De l’Automobile au vélo ; Au temps des "Ausweis" !

Avant la Première Guerre mondiale, la plupart des gens se déplaçaient à pied ou en carriole. On rencontrait quelques vélos, et parfois quelques automobiles. Celles-ci étaient presque absentes de notre campagne. On en voyait parfois qui traversaient le paysage, fumantes, bringuebalantes, pétaradantes, effrayant les animaux. A chaque fois c’était un étonnement. De plus, elles étaient extrêmement chères.

Juste avant la guerre, Fernand Racaud avait acquis une « De Dion-Bouton » d’occasion. Tout le monde au village se précipitait pour la voir., et Fernand en était très fier.

Jusqu’au milieu des années 20, les voitures restaient réservées à une classe assez aisée de la population.

+===+

▶ **Défi**
Recopiez en entier le passage ci-dessus sur l'automobile et le vélo, sans y changer un seul mot.

Enregistrements de données

+===+

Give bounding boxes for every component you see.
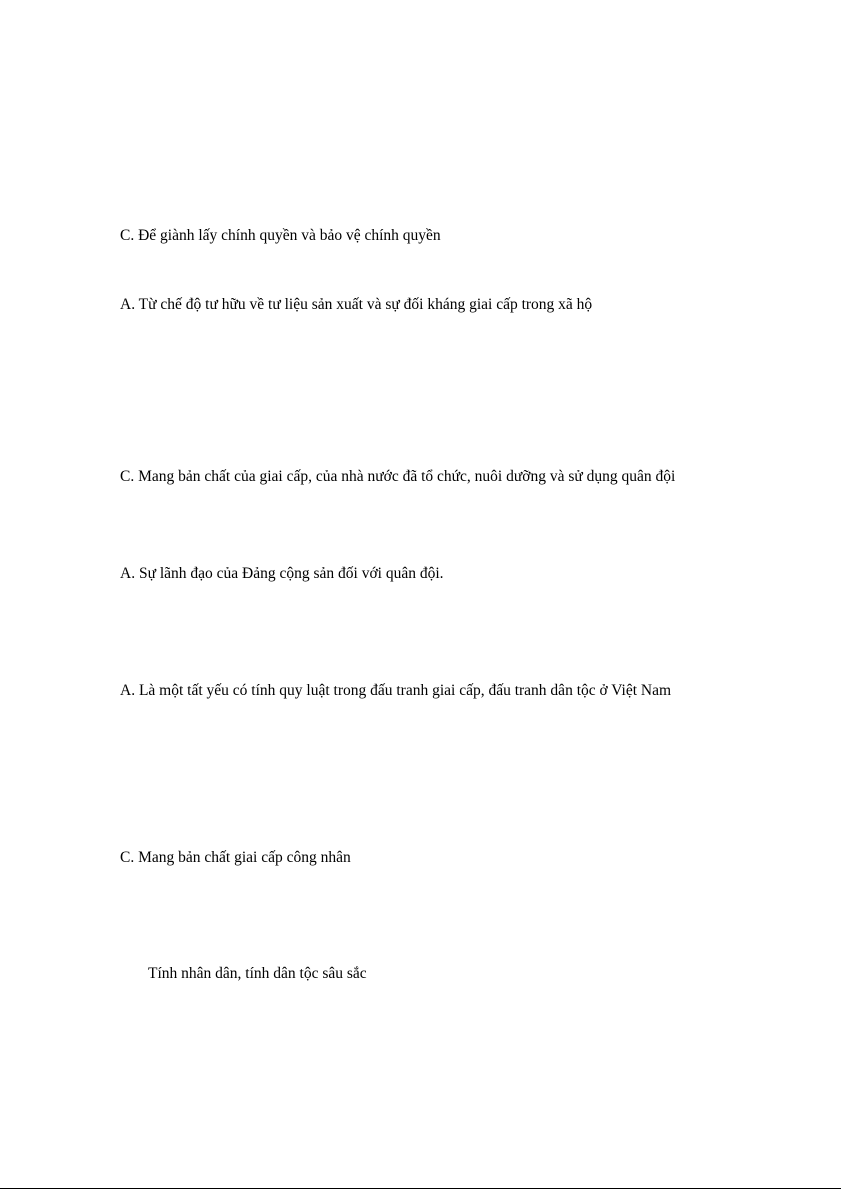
text-line-1: C. Để giành lấy chính quyền và bảo vệ chính quyền [120, 227, 441, 244]
text-line-5: A. Là một tất yếu có tính quy luật trong đấu tranh giai cấp, đấu tranh dân tộc ở Việt Nam [120, 682, 672, 699]
text-line-3: C. Mang bản chất của giai cấp, của nhà nước đã tổ chức, nuôi dưỡng và sử dụng quân đội [120, 468, 676, 485]
text-line-4: A. Sự lãnh đạo của Đảng cộng sản đối với quân đội. [120, 565, 444, 582]
text-line-6: C. Mang bản chất giai cấp công nhân [120, 849, 351, 866]
text-line-2: A. Từ chế độ tư hữu về tư liệu sản xuất và sự đối kháng giai cấp trong xã hộ [120, 296, 593, 313]
text-line-7: Tính nhân dân, tính dân tộc sâu sắc [148, 965, 367, 982]
bottom-divider [0, 1188, 841, 1189]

+===+

▶ **Bonne réponse**
De l’Automobile au vélo ; Au temps des "Ausweis" !

Avant la Première Guerre mondiale, la plupart des gens se déplaçaient à pied ou en carriole. On rencontrait quelques vélos, et parfois quelques automobiles. Celles-ci étaient presque absentes de notre campagne. On en voyait parfois qui traversaient le paysage, fumantes, bringuebalantes, pétaradantes, effrayant les animaux. A chaque fois c’était un étonnement. De plus, elles étaient extrêmement chères.

Juste avant la guerre, Fernand Racaud avait acquis une « De Dion-Bouton » d’occasion. Tout le monde au village se précipitait pour la voir., et Fernand en était très fier.

Jusqu’au milieu des années 20, les voitures restaient réservées à une classe assez aisée de la population.